==== Data rows

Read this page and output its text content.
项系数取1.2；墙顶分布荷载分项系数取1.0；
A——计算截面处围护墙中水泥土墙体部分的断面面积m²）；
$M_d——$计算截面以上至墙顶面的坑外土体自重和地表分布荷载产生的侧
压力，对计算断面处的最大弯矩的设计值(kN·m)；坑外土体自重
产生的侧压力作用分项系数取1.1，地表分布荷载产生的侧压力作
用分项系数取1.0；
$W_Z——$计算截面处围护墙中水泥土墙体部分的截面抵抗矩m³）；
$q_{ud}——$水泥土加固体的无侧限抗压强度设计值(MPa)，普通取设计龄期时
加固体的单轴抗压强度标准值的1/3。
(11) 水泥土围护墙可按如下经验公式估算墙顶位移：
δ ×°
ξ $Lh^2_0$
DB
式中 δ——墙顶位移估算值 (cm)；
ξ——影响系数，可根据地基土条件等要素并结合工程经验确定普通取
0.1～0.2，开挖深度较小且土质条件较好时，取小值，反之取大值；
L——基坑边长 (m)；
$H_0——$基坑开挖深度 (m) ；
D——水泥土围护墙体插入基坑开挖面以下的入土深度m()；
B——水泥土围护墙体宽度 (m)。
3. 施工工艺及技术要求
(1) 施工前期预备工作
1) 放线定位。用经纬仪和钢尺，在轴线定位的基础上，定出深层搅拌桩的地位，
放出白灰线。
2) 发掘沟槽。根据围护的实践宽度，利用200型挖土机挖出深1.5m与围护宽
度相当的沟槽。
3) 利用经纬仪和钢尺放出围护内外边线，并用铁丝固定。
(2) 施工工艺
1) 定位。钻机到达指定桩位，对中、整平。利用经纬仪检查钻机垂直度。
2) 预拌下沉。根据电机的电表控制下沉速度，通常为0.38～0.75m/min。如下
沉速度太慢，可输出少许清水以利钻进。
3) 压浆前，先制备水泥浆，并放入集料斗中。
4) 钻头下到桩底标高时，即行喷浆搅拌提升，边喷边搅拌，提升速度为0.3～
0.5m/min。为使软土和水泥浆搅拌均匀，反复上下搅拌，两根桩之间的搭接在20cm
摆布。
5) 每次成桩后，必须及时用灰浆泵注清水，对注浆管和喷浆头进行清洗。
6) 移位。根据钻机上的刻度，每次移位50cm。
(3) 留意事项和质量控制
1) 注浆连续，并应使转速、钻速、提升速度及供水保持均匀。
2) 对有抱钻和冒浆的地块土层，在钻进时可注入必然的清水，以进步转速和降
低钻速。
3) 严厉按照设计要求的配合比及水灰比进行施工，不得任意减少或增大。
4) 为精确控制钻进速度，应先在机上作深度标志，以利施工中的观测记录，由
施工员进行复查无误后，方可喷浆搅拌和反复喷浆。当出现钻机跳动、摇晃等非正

========

## Short task
Can you give every line above again, exactly as written?

## Answer to this problem
Read this page and output its text content.
项系数取1.2；墙顶分布荷载分项系数取1.0；
A——计算截面处围护墙中水泥土墙体部分的断面面积m²）；
$M_d——$计算截面以上至墙顶面的坑外土体自重和地表分布荷载产生的侧
压力，对计算断面处的最大弯矩的设计值(kN·m)；坑外土体自重
产生的侧压力作用分项系数取1.1，地表分布荷载产生的侧压力作
用分项系数取1.0；
$W_Z——$计算截面处围护墙中水泥土墙体部分的截面抵抗矩m³）；
$q_{ud}——$水泥土加固体的无侧限抗压强度设计值(MPa)，普通取设计龄期时
加固体的单轴抗压强度标准值的1/3。
(11) 水泥土围护墙可按如下经验公式估算墙顶位移：
δ ×°
ξ $Lh^2_0$
DB
式中 δ——墙顶位移估算值 (cm)；
ξ——影响系数，可根据地基土条件等要素并结合工程经验确定普通取
0.1～0.2，开挖深度较小且土质条件较好时，取小值，反之取大值；
L——基坑边长 (m)；
$H_0——$基坑开挖深度 (m) ；
D——水泥土围护墙体插入基坑开挖面以下的入土深度m()；
B——水泥土围护墙体宽度 (m)。
3. 施工工艺及技术要求
(1) 施工前期预备工作
1) 放线定位。用经纬仪和钢尺，在轴线定位的基础上，定出深层搅拌桩的地位，
放出白灰线。
2) 发掘沟槽。根据围护的实践宽度，利用200型挖土机挖出深1.5m与围护宽
度相当的沟槽。
3) 利用经纬仪和钢尺放出围护内外边线，并用铁丝固定。
(2) 施工工艺
1) 定位。钻机到达指定桩位，对中、整平。利用经纬仪检查钻机垂直度。
2) 预拌下沉。根据电机的电表控制下沉速度，通常为0.38～0.75m/min。如下
沉速度太慢，可输出少许清水以利钻进。
3) 压浆前，先制备水泥浆，并放入集料斗中。
4) 钻头下到桩底标高时，即行喷浆搅拌提升，边喷边搅拌，提升速度为0.3～
0.5m/min。为使软土和水泥浆搅拌均匀，反复上下搅拌，两根桩之间的搭接在20cm
摆布。
5) 每次成桩后，必须及时用灰浆泵注清水，对注浆管和喷浆头进行清洗。
6) 移位。根据钻机上的刻度，每次移位50cm。
(3) 留意事项和质量控制
1) 注浆连续，并应使转速、钻速、提升速度及供水保持均匀。
2) 对有抱钻和冒浆的地块土层，在钻进时可注入必然的清水，以进步转速和降
低钻速。
3) 严厉按照设计要求的配合比及水灰比进行施工，不得任意减少或增大。
4) 为精确控制钻进速度，应先在机上作深度标志，以利施工中的观测记录，由
施工员进行复查无误后，方可喷浆搅拌和反复喷浆。当出现钻机跳动、摇晃等非正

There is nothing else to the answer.